What this task involves -
State how many lines hold the word "icon", with no other words.

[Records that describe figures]
※

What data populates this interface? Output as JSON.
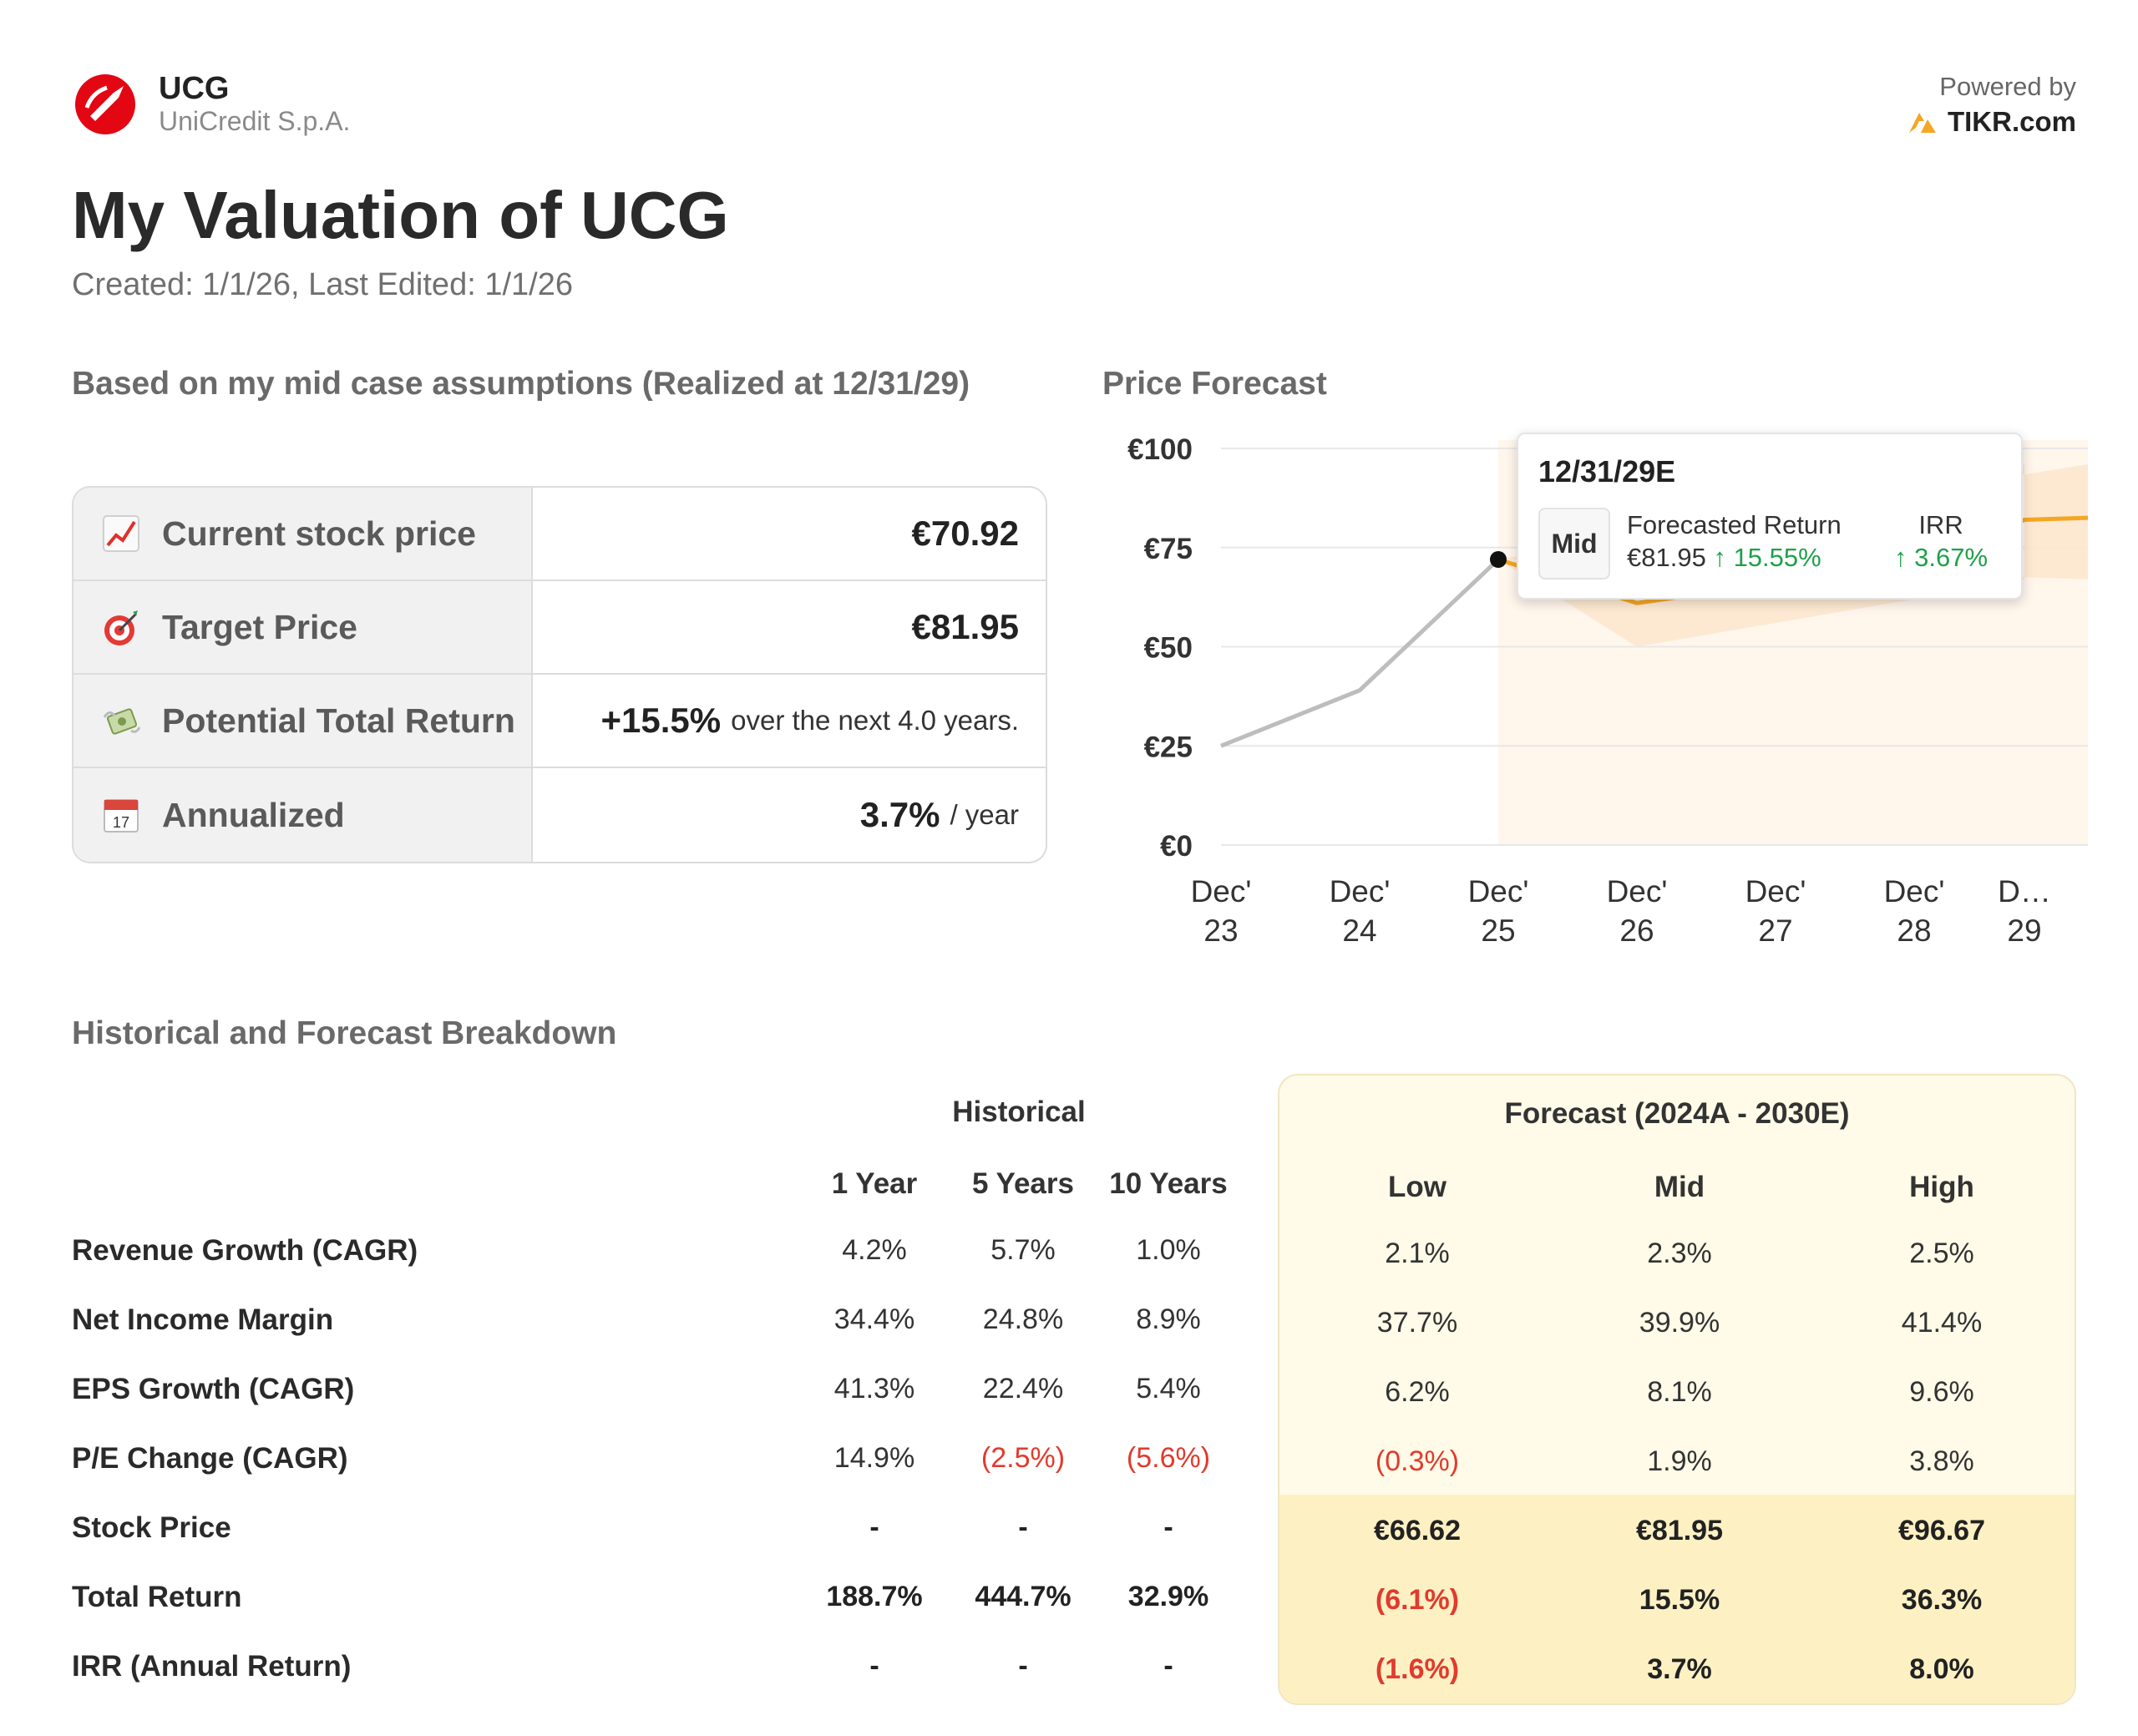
{
  "header": {
    "ticker": "UCG",
    "company": "UniCredit S.p.A.",
    "powered_by": "Powered by",
    "provider": "TIKR.com",
    "brand_color": "#e30613",
    "provider_accent": "#f5a623"
  },
  "title": "My Valuation of UCG",
  "subtitle": "Created: 1/1/26, Last Edited: 1/1/26",
  "summary": {
    "heading": "Based on my mid case assumptions (Realized at 12/31/29)",
    "rows": [
      {
        "icon": "chart-increasing-icon",
        "label": "Current stock price",
        "value": "€70.92",
        "suffix": ""
      },
      {
        "icon": "target-icon",
        "label": "Target Price",
        "value": "€81.95",
        "suffix": ""
      },
      {
        "icon": "money-with-wings-icon",
        "label": "Potential Total Return",
        "value": "+15.5%",
        "suffix": "over the next 4.0 years."
      },
      {
        "icon": "calendar-icon",
        "label": "Annualized",
        "value": "3.7%",
        "suffix": "/ year"
      }
    ]
  },
  "chart_heading": "Price Forecast",
  "chart_data": {
    "type": "line",
    "x": [
      "Dec' 23",
      "Dec' 24",
      "Dec' 25",
      "Dec' 26",
      "Dec' 27",
      "Dec' 28",
      "D… 29"
    ],
    "y_ticks": [
      "€0",
      "€25",
      "€50",
      "€75",
      "€100"
    ],
    "ylim": [
      0,
      100
    ],
    "series": [
      {
        "name": "",
        "values": [
          25,
          39,
          72,
          null,
          null,
          null,
          null
        ],
        "color": "#bdbdbd"
      },
      {
        "name": "Mid",
        "values": [
          null,
          null,
          72,
          61,
          66,
          71,
          82
        ],
        "color": "#f5a623"
      }
    ],
    "forecast_band": {
      "low": [
        72,
        50,
        56,
        62,
        67
      ],
      "high": [
        72,
        69,
        74,
        82,
        96
      ],
      "color": "#fde8cf"
    },
    "grid": true,
    "legend": "none"
  },
  "tooltip": {
    "date": "12/31/29E",
    "case": "Mid",
    "return_label": "Forecasted Return",
    "price": "€81.95",
    "return_pct": "↑ 15.55%",
    "irr_label": "IRR",
    "irr_value": "↑ 3.67%"
  },
  "breakdown": {
    "heading": "Historical and Forecast Breakdown",
    "historical_label": "Historical",
    "forecast_label": "Forecast (2024A - 2030E)",
    "columns": [
      "1 Year",
      "5 Years",
      "10 Years",
      "Low",
      "Mid",
      "High"
    ],
    "rows": [
      {
        "label": "Revenue Growth (CAGR)",
        "values": [
          "4.2%",
          "5.7%",
          "1.0%",
          "2.1%",
          "2.3%",
          "2.5%"
        ],
        "neg": [],
        "bold": false
      },
      {
        "label": "Net Income Margin",
        "values": [
          "34.4%",
          "24.8%",
          "8.9%",
          "37.7%",
          "39.9%",
          "41.4%"
        ],
        "neg": [],
        "bold": false
      },
      {
        "label": "EPS Growth (CAGR)",
        "values": [
          "41.3%",
          "22.4%",
          "5.4%",
          "6.2%",
          "8.1%",
          "9.6%"
        ],
        "neg": [],
        "bold": false
      },
      {
        "label": "P/E Change (CAGR)",
        "values": [
          "14.9%",
          "(2.5%)",
          "(5.6%)",
          "(0.3%)",
          "1.9%",
          "3.8%"
        ],
        "neg": [
          1,
          2,
          3
        ],
        "bold": false
      },
      {
        "label": "Stock Price",
        "values": [
          "-",
          "-",
          "-",
          "€66.62",
          "€81.95",
          "€96.67"
        ],
        "neg": [],
        "bold": true
      },
      {
        "label": "Total Return",
        "values": [
          "188.7%",
          "444.7%",
          "32.9%",
          "(6.1%)",
          "15.5%",
          "36.3%"
        ],
        "neg": [
          3
        ],
        "bold": true
      },
      {
        "label": "IRR (Annual Return)",
        "values": [
          "-",
          "-",
          "-",
          "(1.6%)",
          "3.7%",
          "8.0%"
        ],
        "neg": [
          3
        ],
        "bold": true
      }
    ]
  }
}
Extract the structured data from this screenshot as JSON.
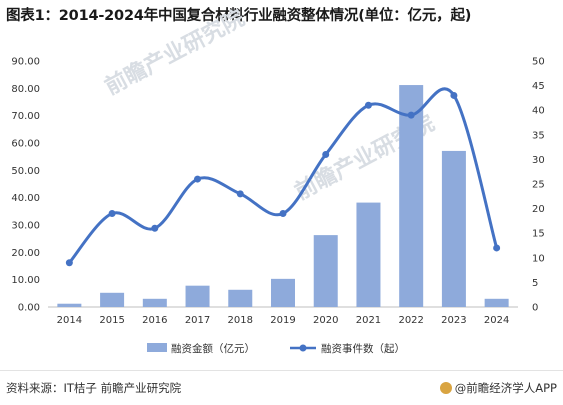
{
  "header": {
    "title": "图表1：2014-2024年中国复合材料行业融资整体情况(单位：亿元，起)"
  },
  "footer": {
    "source": "资料来源：IT桔子 前瞻产业研究院",
    "brand": "@前瞻经济学人APP"
  },
  "watermark": {
    "text": "前瞻产业研究院"
  },
  "colors": {
    "bar": "#8eaadb",
    "line": "#4472c4"
  },
  "chart_data": {
    "type": "bar",
    "categories": [
      "2014",
      "2015",
      "2016",
      "2017",
      "2018",
      "2019",
      "2020",
      "2021",
      "2022",
      "2023",
      "2024"
    ],
    "series": [
      {
        "name": "融资金额（亿元）",
        "type": "bar",
        "axis": "left",
        "values": [
          1.2,
          5.2,
          3.0,
          7.8,
          6.3,
          10.3,
          26.3,
          38.2,
          81.2,
          57.1,
          3.0
        ]
      },
      {
        "name": "融资事件数（起）",
        "type": "line",
        "axis": "right",
        "values": [
          9,
          19,
          16,
          26,
          23,
          19,
          31,
          41,
          39,
          43,
          12
        ]
      }
    ],
    "y_left": {
      "ylim": [
        0,
        90
      ],
      "ticks": [
        "0.00",
        "10.00",
        "20.00",
        "30.00",
        "40.00",
        "50.00",
        "60.00",
        "70.00",
        "80.00",
        "90.00"
      ]
    },
    "y_right": {
      "ylim": [
        0,
        50
      ],
      "ticks": [
        "0",
        "5",
        "10",
        "15",
        "20",
        "25",
        "30",
        "35",
        "40",
        "45",
        "50"
      ]
    },
    "legend_position": "bottom",
    "grid": false
  }
}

※

Exercise answer -
4